• [Directions]: Pick out each line in these entries that contains the string "councillor".

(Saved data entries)

● ● ●

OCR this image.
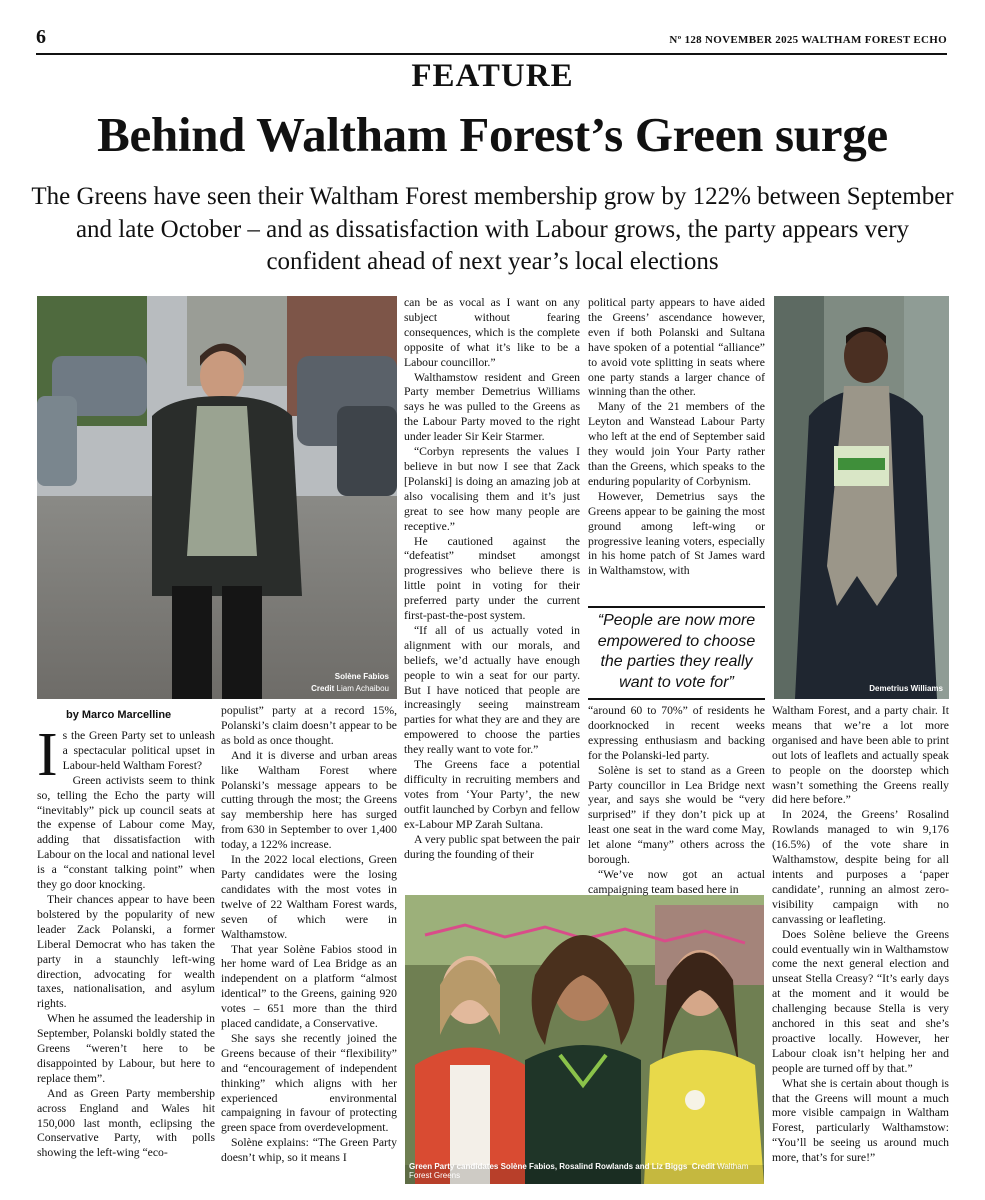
6	Nº 128 NOVEMBER 2025 WALTHAM FOREST ECHO
FEATURE
Behind Waltham Forest’s Green surge
The Greens have seen their Waltham Forest membership grow by 122% between September and late October – and as dissatisfaction with Labour grows, the party appears very confident ahead of next year’s local elections
Solène Fabios
Credit Liam Achaibou	Demetrius Williams
Green Party candidates Solène Fabios, Rosalind Rowlands and Liz Biggs Credit Waltham Forest Greens
by Marco Marcelline

Is the Green Party set to unleash a spectacular political upset in Labour-held Waltham Forest?

Green activists seem to think so, telling the Echo the party will “inevitably” pick up council seats at the expense of Labour come May, adding that dissatisfaction with Labour on the local and national level is a “constant talking point” when they go door knocking.

Their chances appear to have been bolstered by the popularity of new leader Zack Polanski, a former Liberal Democrat who has taken the party in a staunchly left-wing direction, advocating for wealth taxes, nationalisation, and asylum rights.

When he assumed the leadership in September, Polanski boldly stated the Greens “weren’t here to be disappointed by Labour, but here to replace them”.

And as Green Party membership across England and Wales hit 150,000 last month, eclipsing the Conservative Party, with polls showing the left-wing “eco-

populist” party at a record 15%, Polanski’s claim doesn’t appear to be as bold as once thought.

And it is diverse and urban areas like Waltham Forest where Polanski’s message appears to be cutting through the most; the Greens say membership here has surged from 630 in September to over 1,400 today, a 122% increase.

In the 2022 local elections, Green Party candidates were the losing candidates with the most votes in twelve of 22 Waltham Forest wards, seven of which were in Walthamstow.

That year Solène Fabios stood in her home ward of Lea Bridge as an independent on a platform “almost identical” to the Greens, gaining 920 votes – 651 more than the third placed candidate, a Conservative.

She says she recently joined the Greens because of their “flexibility” and “encouragement of independent thinking” which aligns with her experienced environmental campaigning in favour of protecting green space from overdevelopment.

Solène explains: “The Green Party doesn’t whip, so it means I

can be as vocal as I want on any subject without fearing consequences, which is the complete opposite of what it’s like to be a Labour councillor.”

Walthamstow resident and Green Party member Demetrius Williams says he was pulled to the Greens as the Labour Party moved to the right under leader Sir Keir Starmer.

“Corbyn represents the values I believe in but now I see that Zack [Polanski] is doing an amazing job at also vocalising them and it’s just great to see how many people are receptive.”

He cautioned against the “defeatist” mindset amongst progressives who believe there is little point in voting for their preferred party under the current first-past-the-post system.

“If all of us actually voted in alignment with our morals, and beliefs, we’d actually have enough people to win a seat for our party. But I have noticed that people are increasingly seeing mainstream parties for what they are and they are empowered to choose the parties they really want to vote for.”

The Greens face a potential difficulty in recruiting members and votes from ‘Your Party’, the new outfit launched by Corbyn and fellow ex-Labour MP Zarah Sultana.

A very public spat between the pair during the founding of their

political party appears to have aided the Greens’ ascendance however, even if both Polanski and Sultana have spoken of a potential “alliance” to avoid vote splitting in seats where one party stands a larger chance of winning than the other.

Many of the 21 members of the Leyton and Wanstead Labour Party who left at the end of September said they would join Your Party rather than the Greens, which speaks to the enduring popularity of Corbynism.

However, Demetrius says the Greens appear to be gaining the most ground among left-wing or progressive leaning voters, especially in his home patch of St James ward in Walthamstow, with

“People are now more empowered to choose the parties they really want to vote for”

“around 60 to 70%” of residents he doorknocked in recent weeks expressing enthusiasm and backing for the Polanski-led party.

Solène is set to stand as a Green Party councillor in Lea Bridge next year, and says she would be “very surprised” if they don’t pick up at least one seat in the ward come May, let alone “many” others across the borough.

“We’ve now got an actual campaigning team based here in

Waltham Forest, and a party chair. It means that we’re a lot more organised and have been able to print out lots of leaflets and actually speak to people on the doorstep which wasn’t something the Greens really did here before.”

In 2024, the Greens’ Rosalind Rowlands managed to win 9,176 (16.5%) of the vote share in Walthamstow, despite being for all intents and purposes a ‘paper candidate’, running an almost zero-visibility campaign with no canvassing or leafleting.

Does Solène believe the Greens could eventually win in Walthamstow come the next general election and unseat Stella Creasy? “It’s early days at the moment and it would be challenging because Stella is very anchored in this seat and she’s proactive locally. However, her Labour cloak isn’t helping her and people are turned off by that.”

What she is certain about though is that the Greens will mount a much more visible campaign in Waltham Forest, particularly Walthamstow: “You’ll be seeing us around much more, that’s for sure!”
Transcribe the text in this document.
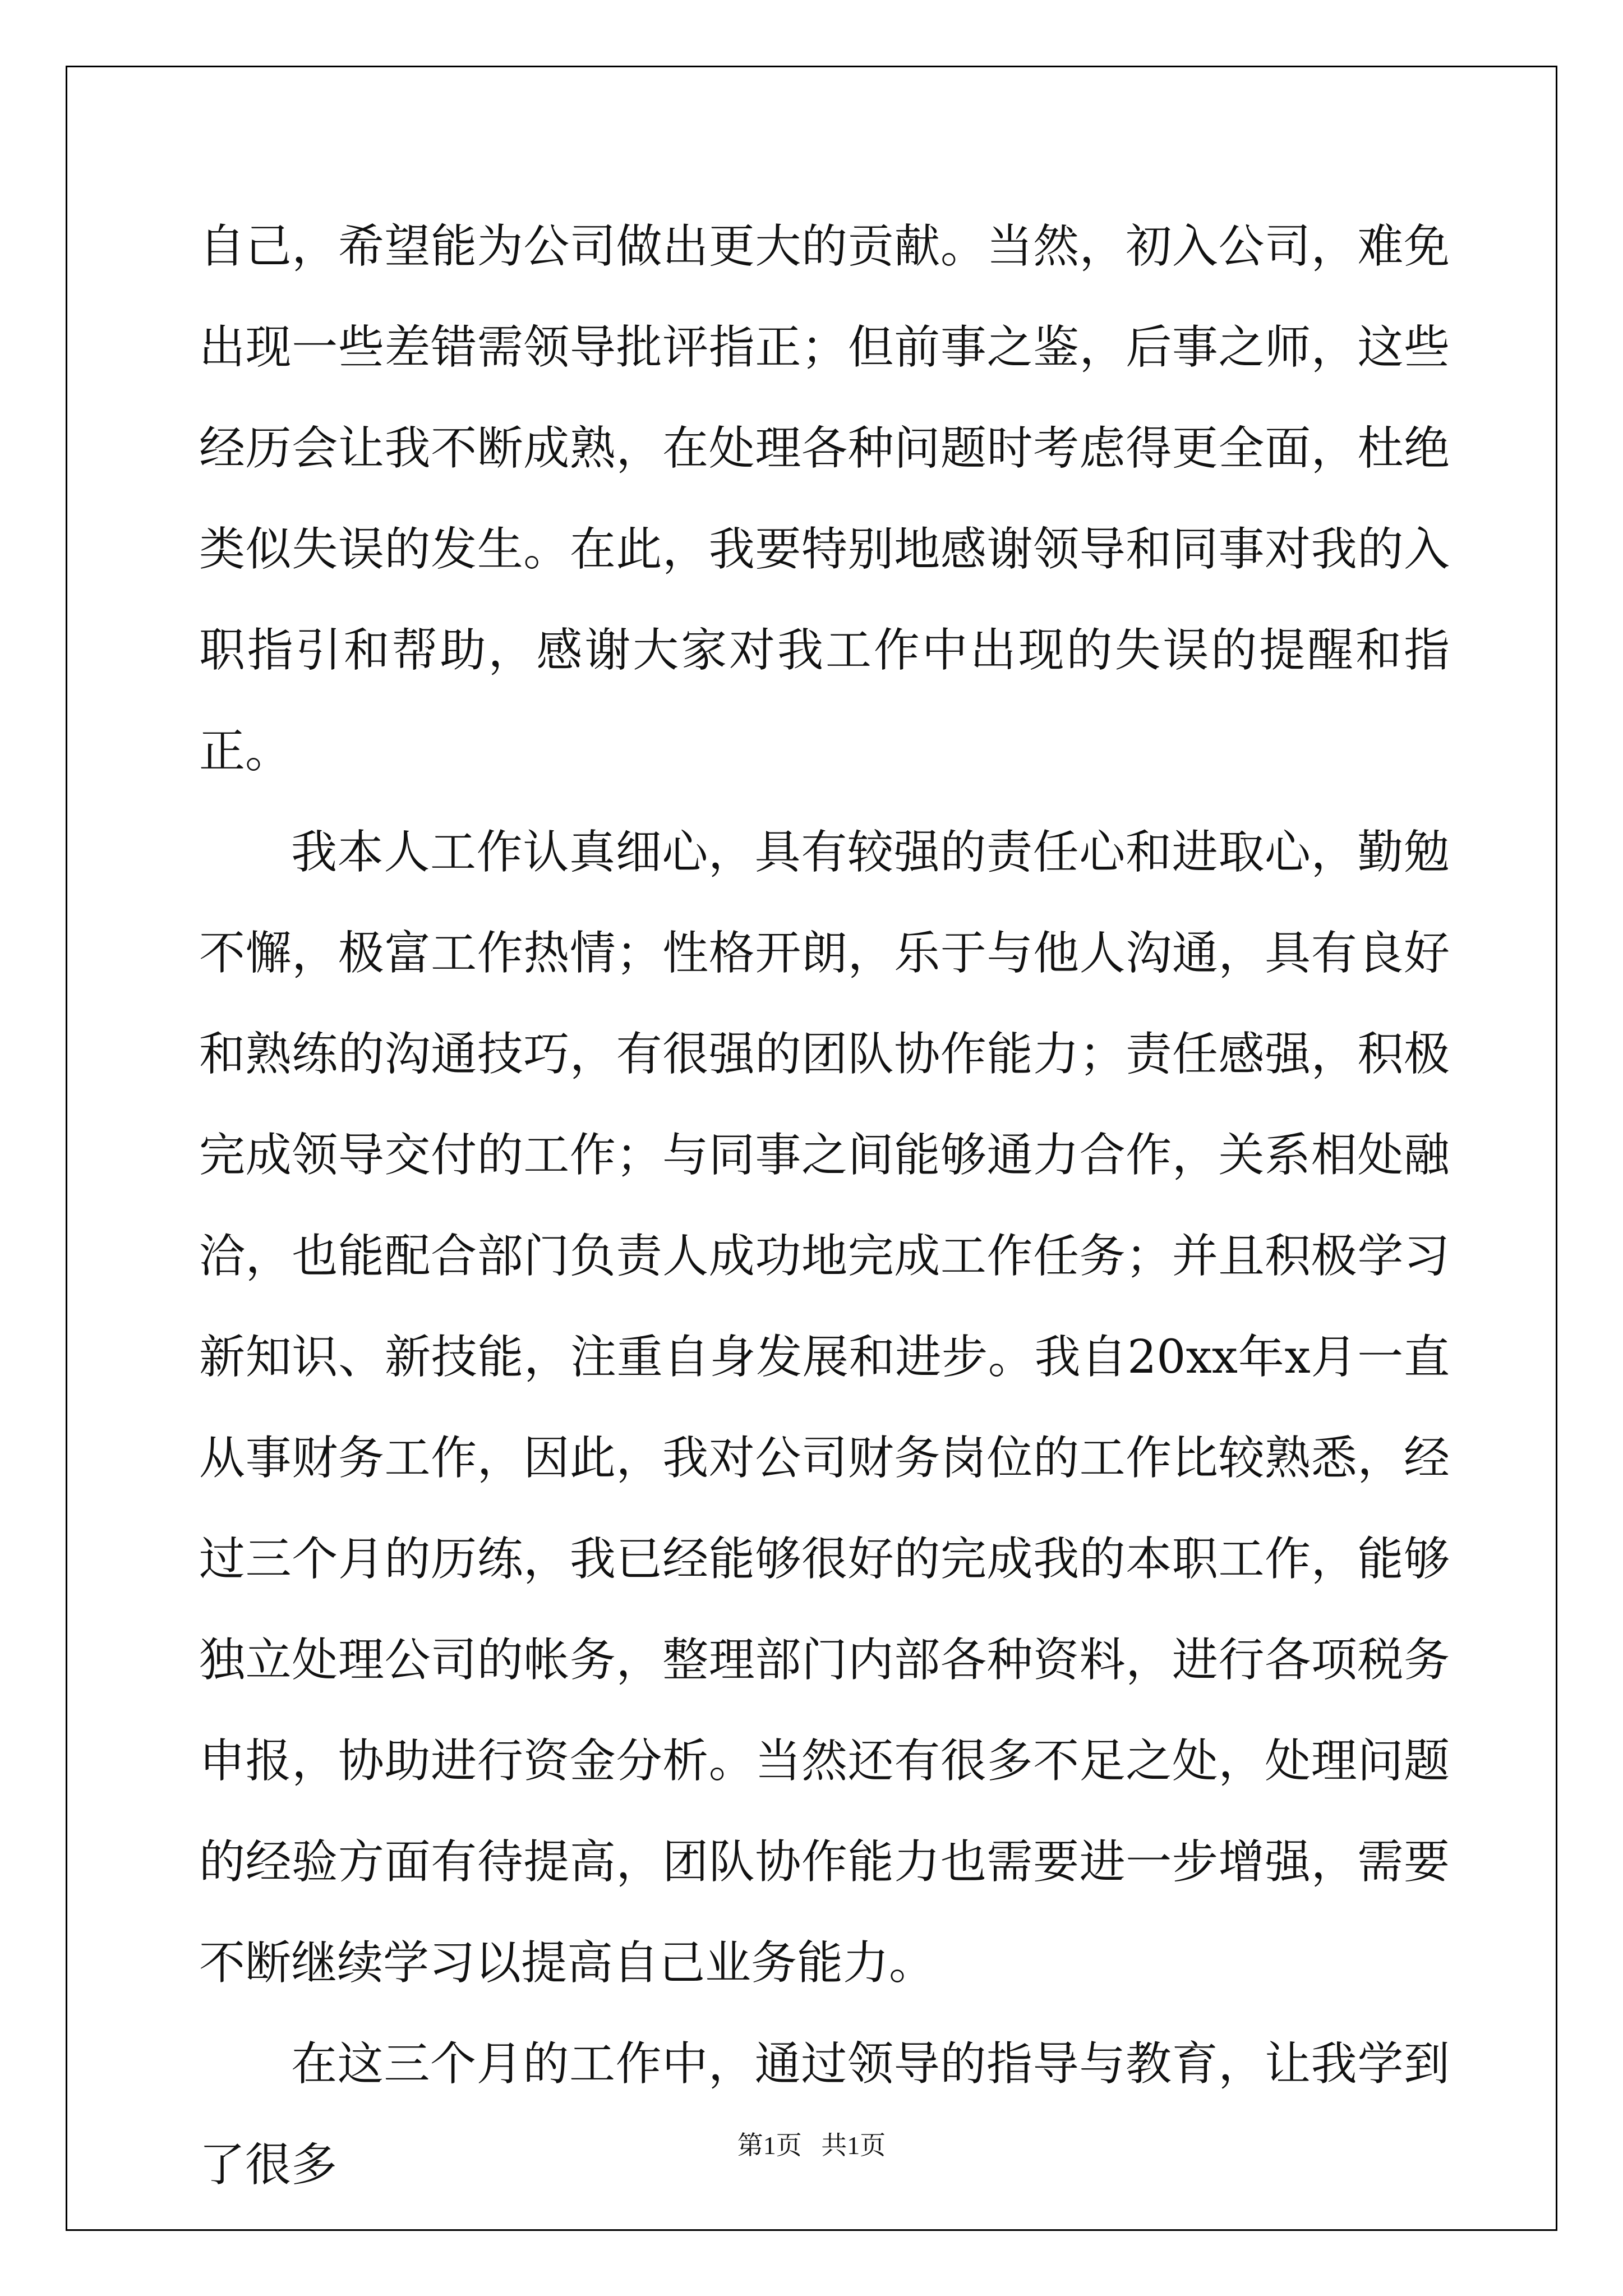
自己，希望能为公司做出更大的贡献。当然，初入公司，难免出现一些差错需领导批评指正；但前事之鉴，后事之师，这些经历会让我不断成熟，在处理各种问题时考虑得更全面，杜绝类似失误的发生。在此，我要特别地感谢领导和同事对我的入职指引和帮助，感谢大家对我工作中出现的失误的提醒和指正。

我本人工作认真细心，具有较强的责任心和进取心，勤勉不懈，极富工作热情；性格开朗，乐于与他人沟通，具有良好和熟练的沟通技巧，有很强的团队协作能力；责任感强，积极完成领导交付的工作；与同事之间能够通力合作，关系相处融洽，也能配合部门负责人成功地完成工作任务；并且积极学习新知识、新技能，注重自身发展和进步。我自20xx年x月一直从事财务工作，因此，我对公司财务岗位的工作比较熟悉，经过三个月的历练，我已经能够很好的完成我的本职工作，能够独立处理公司的帐务，整理部门内部各种资料，进行各项税务申报，协助进行资金分析。当然还有很多不足之处，处理问题的经验方面有待提高，团队协作能力也需要进一步增强，需要不断继续学习以提高自己业务能力。

在这三个月的工作中，通过领导的指导与教育，让我学到了很多	第1页   共1页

● ● ●

• [Full solution]:
can be as vocal as I want on any subject without fearing consequences, which is the complete opposite of what it’s like to be a Labour councillor.”
Solène is set to stand as a Green Party councillor in Lea Bridge next year, and says she would be “very surprised” if they don’t pick up at least one seat in the ward come May, let alone “many” others across the borough.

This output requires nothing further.